**Aim of the task**
Identify and reproduce every line holding the string "circle".

** START OF Data **

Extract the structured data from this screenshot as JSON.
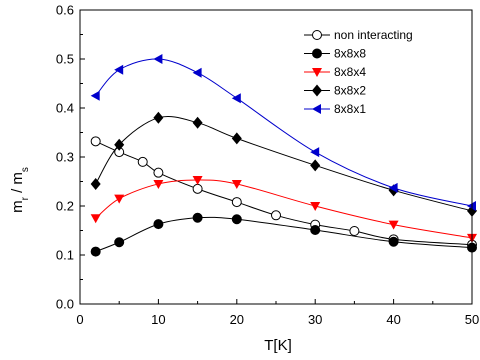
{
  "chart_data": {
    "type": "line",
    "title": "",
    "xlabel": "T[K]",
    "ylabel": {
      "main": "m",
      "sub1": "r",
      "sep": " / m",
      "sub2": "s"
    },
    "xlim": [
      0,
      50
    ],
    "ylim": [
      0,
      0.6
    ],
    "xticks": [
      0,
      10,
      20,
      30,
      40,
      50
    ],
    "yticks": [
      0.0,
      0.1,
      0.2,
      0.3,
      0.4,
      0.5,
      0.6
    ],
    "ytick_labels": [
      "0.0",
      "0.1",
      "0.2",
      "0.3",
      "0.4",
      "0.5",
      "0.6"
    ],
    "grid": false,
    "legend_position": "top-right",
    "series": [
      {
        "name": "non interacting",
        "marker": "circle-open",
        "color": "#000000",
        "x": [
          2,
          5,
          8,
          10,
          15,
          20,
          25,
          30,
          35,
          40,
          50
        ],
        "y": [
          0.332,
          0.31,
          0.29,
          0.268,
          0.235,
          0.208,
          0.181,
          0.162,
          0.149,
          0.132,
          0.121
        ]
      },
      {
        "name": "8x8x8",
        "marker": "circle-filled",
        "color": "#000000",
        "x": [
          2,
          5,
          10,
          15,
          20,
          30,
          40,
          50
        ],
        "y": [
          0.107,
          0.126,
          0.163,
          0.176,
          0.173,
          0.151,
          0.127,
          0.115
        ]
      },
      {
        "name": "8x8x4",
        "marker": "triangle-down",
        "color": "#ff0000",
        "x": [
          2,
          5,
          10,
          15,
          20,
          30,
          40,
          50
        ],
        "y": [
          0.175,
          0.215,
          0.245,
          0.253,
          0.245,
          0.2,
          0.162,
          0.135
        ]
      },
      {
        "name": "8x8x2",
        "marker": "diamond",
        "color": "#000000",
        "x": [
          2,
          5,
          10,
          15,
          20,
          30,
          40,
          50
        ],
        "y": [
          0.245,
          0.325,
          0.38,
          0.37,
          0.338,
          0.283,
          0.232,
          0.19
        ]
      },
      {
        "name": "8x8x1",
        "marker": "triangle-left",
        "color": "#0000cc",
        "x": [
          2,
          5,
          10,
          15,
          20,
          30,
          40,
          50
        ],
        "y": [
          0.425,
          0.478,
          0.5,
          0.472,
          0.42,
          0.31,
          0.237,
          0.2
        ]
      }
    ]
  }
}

** END OF Data **

**Response to this task**
        "marker": "circle-open",
        "marker": "circle-filled",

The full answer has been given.